*MATERIAL*.
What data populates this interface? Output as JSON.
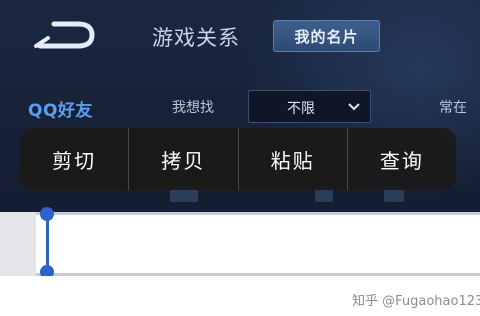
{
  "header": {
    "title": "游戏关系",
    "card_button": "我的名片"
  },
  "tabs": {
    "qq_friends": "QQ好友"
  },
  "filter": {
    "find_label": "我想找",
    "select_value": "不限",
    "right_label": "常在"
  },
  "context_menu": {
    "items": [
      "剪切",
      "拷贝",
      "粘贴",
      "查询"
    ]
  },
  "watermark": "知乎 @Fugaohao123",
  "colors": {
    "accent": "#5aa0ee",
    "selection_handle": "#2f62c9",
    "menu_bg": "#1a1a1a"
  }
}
==
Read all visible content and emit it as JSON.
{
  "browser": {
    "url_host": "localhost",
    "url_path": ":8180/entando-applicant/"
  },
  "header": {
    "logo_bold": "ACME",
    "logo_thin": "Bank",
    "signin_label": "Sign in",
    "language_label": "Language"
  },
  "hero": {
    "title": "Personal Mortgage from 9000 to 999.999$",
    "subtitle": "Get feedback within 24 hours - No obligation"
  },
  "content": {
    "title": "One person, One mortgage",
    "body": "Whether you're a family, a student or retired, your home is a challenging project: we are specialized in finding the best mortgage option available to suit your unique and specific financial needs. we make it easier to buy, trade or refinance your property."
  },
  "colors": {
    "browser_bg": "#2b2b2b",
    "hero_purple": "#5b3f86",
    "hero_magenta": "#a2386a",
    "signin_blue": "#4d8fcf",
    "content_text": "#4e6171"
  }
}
...
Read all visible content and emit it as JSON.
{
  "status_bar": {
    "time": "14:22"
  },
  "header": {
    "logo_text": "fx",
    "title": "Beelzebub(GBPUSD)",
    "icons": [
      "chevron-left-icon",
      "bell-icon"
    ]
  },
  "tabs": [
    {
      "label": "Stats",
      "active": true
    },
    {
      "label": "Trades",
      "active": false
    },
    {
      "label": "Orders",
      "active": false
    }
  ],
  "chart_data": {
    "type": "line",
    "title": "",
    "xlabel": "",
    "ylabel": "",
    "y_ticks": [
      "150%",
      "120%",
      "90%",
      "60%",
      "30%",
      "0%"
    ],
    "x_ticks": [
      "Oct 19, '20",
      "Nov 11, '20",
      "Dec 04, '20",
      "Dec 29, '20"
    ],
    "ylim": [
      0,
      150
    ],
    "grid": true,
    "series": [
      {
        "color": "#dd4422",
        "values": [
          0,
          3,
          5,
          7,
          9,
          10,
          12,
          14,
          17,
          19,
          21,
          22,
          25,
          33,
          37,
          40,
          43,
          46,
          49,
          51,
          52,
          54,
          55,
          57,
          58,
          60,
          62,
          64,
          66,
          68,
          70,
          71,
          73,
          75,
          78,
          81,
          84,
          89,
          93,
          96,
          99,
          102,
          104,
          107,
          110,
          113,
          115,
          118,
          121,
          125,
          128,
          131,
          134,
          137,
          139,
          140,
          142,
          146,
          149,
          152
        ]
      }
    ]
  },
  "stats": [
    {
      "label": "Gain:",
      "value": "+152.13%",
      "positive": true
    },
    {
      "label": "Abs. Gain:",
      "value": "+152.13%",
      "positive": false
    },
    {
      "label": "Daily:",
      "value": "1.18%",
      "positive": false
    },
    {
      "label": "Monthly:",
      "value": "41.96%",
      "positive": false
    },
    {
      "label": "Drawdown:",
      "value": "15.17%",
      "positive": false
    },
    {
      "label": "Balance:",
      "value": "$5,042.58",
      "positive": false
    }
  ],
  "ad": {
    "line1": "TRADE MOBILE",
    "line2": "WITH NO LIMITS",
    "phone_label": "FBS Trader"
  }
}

*TASK*.
How many lines in the listing above contain "true"? Answer with the number alone.

*PROBLEM SOLUTION*.
3